[Data in this exercise]

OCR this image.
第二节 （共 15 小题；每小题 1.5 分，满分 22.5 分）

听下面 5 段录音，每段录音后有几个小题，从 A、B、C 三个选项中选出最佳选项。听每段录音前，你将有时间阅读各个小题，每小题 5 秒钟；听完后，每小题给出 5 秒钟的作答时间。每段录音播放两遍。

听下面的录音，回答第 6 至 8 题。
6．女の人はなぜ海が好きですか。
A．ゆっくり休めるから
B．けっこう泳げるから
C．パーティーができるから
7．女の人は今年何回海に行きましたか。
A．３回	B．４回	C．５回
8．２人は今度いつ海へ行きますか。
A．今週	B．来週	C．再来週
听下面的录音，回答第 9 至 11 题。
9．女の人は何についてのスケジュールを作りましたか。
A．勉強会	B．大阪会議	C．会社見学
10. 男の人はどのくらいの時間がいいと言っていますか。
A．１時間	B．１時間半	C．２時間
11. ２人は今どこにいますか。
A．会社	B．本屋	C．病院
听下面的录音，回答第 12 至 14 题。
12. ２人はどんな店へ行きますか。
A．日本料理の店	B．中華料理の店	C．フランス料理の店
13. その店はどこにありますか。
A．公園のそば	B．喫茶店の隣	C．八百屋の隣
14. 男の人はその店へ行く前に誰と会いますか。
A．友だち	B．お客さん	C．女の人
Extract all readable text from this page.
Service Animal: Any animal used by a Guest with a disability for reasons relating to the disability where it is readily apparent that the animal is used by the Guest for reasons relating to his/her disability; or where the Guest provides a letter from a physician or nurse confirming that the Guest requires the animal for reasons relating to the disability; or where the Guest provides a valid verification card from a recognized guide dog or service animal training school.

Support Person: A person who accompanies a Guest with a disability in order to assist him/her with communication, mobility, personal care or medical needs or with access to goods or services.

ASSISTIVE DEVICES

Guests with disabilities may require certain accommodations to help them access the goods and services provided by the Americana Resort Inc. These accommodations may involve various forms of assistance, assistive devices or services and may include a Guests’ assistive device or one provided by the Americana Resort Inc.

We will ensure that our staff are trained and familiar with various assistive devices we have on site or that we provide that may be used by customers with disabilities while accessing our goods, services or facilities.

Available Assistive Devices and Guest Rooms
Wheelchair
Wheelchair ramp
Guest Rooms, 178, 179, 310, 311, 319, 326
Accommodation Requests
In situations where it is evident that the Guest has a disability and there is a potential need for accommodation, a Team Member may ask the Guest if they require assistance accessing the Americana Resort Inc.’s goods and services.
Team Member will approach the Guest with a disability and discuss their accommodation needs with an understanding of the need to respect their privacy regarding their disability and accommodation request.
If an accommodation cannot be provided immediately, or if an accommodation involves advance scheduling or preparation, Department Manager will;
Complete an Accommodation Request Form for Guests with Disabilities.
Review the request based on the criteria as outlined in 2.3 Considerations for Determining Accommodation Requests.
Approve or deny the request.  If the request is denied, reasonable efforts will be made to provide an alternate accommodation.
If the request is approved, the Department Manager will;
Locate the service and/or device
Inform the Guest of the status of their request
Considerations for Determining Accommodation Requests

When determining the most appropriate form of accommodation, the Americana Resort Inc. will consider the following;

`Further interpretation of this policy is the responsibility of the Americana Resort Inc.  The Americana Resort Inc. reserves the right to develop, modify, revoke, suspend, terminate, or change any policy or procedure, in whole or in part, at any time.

[To be done]
From the entries above, copy each line holding "Department".

[Solution below]
If an accommodation cannot be provided immediately, or if an accommodation involves advance scheduling or preparation, Department Manager will;
If the request is approved, the Department Manager will;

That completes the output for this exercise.